* _Written task_
Comb the records below for the string "source" and copy each line where it turns up.

(Entries from a dataset)

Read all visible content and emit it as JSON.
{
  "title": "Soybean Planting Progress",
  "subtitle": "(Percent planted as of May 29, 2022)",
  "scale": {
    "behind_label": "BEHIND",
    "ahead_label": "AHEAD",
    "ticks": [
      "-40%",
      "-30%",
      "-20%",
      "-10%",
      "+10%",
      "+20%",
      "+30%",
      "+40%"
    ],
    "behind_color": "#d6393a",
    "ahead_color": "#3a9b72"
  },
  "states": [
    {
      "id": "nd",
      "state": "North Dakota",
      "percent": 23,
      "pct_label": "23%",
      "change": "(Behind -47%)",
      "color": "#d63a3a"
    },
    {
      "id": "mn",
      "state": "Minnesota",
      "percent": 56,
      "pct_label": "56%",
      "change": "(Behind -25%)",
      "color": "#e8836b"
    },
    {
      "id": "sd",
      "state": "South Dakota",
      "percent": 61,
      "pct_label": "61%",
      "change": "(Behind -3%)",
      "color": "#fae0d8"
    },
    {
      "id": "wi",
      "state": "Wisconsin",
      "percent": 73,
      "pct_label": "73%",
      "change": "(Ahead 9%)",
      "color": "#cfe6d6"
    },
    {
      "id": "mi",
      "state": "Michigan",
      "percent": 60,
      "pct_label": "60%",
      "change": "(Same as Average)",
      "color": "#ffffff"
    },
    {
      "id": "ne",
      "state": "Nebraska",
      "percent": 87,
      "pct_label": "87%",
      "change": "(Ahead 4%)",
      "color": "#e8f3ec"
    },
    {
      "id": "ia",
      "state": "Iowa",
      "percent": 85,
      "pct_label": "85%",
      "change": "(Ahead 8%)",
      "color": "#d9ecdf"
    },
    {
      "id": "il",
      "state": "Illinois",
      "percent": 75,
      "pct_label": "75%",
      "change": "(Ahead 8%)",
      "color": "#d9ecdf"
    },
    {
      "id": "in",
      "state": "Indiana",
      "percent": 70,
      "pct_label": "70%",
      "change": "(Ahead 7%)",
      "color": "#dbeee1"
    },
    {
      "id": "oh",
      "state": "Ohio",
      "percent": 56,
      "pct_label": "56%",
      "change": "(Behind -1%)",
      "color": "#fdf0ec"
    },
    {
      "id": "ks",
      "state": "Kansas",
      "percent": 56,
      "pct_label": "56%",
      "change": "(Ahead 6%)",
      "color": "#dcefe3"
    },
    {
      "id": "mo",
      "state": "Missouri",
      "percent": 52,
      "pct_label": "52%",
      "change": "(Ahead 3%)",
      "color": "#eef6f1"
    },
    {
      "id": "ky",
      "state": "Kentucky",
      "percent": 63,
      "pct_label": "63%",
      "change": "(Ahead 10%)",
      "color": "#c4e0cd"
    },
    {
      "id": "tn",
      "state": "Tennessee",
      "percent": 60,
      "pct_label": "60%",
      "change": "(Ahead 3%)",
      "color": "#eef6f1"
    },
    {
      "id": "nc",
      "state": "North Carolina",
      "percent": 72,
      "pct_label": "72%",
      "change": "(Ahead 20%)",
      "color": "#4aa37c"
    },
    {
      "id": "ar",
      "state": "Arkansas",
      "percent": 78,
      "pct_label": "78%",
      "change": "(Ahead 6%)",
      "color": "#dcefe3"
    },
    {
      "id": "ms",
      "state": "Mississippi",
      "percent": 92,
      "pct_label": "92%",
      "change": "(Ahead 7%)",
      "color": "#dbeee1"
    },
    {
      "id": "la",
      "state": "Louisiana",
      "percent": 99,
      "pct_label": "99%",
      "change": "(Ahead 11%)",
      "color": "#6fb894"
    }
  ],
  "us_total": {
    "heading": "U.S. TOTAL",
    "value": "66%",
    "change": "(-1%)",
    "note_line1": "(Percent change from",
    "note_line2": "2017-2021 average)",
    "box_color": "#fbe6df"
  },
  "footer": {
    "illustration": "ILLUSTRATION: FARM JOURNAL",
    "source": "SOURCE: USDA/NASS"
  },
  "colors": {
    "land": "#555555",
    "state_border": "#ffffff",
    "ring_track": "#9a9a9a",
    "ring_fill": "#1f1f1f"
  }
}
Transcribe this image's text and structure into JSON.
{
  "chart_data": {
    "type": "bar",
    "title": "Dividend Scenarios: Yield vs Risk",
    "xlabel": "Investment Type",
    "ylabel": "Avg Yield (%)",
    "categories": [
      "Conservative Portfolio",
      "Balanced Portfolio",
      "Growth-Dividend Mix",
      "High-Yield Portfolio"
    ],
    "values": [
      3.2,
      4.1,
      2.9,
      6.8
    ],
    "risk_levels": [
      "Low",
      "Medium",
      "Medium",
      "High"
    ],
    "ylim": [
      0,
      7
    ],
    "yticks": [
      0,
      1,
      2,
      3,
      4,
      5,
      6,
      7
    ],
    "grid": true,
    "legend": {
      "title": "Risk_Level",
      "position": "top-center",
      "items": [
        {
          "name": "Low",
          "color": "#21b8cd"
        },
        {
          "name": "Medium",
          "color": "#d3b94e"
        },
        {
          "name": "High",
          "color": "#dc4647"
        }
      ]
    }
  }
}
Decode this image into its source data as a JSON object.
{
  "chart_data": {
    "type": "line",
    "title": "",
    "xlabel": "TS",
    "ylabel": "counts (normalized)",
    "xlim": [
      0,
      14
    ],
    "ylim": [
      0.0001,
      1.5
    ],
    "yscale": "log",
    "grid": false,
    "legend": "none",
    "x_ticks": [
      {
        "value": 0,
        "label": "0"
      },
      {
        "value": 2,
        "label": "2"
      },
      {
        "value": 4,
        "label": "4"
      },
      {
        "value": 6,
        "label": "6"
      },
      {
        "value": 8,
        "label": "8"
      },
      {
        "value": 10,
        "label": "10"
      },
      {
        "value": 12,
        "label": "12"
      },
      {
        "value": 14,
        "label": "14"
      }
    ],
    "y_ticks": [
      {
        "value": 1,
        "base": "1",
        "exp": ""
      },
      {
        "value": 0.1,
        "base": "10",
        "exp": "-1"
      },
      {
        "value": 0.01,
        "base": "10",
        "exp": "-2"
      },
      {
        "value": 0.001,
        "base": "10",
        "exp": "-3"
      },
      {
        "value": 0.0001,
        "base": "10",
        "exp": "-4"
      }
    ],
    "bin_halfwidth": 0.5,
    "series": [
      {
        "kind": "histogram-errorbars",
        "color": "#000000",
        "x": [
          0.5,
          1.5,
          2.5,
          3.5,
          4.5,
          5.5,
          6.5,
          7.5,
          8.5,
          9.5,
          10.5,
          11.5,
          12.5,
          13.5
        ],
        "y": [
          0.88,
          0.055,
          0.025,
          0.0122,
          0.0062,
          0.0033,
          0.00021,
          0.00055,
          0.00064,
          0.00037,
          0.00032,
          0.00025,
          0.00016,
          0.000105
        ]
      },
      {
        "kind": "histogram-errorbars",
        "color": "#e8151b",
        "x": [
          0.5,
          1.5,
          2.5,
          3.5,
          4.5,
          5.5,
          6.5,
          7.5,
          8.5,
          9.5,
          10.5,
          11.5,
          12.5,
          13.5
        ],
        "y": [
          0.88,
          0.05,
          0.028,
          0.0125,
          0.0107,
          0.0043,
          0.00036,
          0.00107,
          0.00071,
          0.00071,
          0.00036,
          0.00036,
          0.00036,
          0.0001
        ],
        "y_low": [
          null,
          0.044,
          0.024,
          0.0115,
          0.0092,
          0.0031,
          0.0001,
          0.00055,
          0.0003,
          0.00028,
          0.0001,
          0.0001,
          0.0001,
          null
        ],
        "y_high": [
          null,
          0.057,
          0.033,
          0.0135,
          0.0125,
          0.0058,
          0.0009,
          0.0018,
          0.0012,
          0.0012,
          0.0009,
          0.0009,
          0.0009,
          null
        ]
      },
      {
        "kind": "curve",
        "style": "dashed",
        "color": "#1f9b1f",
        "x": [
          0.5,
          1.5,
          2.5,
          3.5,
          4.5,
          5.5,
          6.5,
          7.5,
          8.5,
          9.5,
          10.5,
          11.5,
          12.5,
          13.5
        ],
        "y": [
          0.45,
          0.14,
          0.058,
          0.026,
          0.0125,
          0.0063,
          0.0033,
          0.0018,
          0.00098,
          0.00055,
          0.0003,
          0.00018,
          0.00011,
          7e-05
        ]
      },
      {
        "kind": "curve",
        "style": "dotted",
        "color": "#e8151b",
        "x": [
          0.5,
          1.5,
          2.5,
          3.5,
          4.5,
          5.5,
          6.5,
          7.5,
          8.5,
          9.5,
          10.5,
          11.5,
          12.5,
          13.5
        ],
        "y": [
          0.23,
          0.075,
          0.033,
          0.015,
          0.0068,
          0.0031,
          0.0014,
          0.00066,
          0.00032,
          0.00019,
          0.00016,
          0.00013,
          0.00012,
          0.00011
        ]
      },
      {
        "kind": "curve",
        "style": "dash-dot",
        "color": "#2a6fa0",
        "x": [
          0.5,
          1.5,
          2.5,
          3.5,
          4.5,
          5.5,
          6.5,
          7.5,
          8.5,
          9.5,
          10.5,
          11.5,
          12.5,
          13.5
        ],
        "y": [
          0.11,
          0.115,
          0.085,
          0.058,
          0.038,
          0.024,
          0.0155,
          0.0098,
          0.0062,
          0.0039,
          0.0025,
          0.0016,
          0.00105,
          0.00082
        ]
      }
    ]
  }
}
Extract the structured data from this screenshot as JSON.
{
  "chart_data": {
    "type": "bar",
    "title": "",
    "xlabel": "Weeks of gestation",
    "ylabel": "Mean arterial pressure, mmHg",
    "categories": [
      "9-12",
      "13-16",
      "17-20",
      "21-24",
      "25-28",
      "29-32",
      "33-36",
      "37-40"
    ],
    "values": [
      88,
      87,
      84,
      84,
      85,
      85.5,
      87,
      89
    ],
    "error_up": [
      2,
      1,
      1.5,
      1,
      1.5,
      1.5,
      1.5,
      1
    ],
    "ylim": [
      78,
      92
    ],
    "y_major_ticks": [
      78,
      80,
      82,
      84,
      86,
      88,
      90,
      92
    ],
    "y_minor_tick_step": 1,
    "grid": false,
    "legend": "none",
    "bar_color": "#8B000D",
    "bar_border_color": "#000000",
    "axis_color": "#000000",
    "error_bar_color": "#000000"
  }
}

* _Result of this exercise_
    "source": "SOURCE: USDA/NASS"
Decode this image into its source data as a JSON object.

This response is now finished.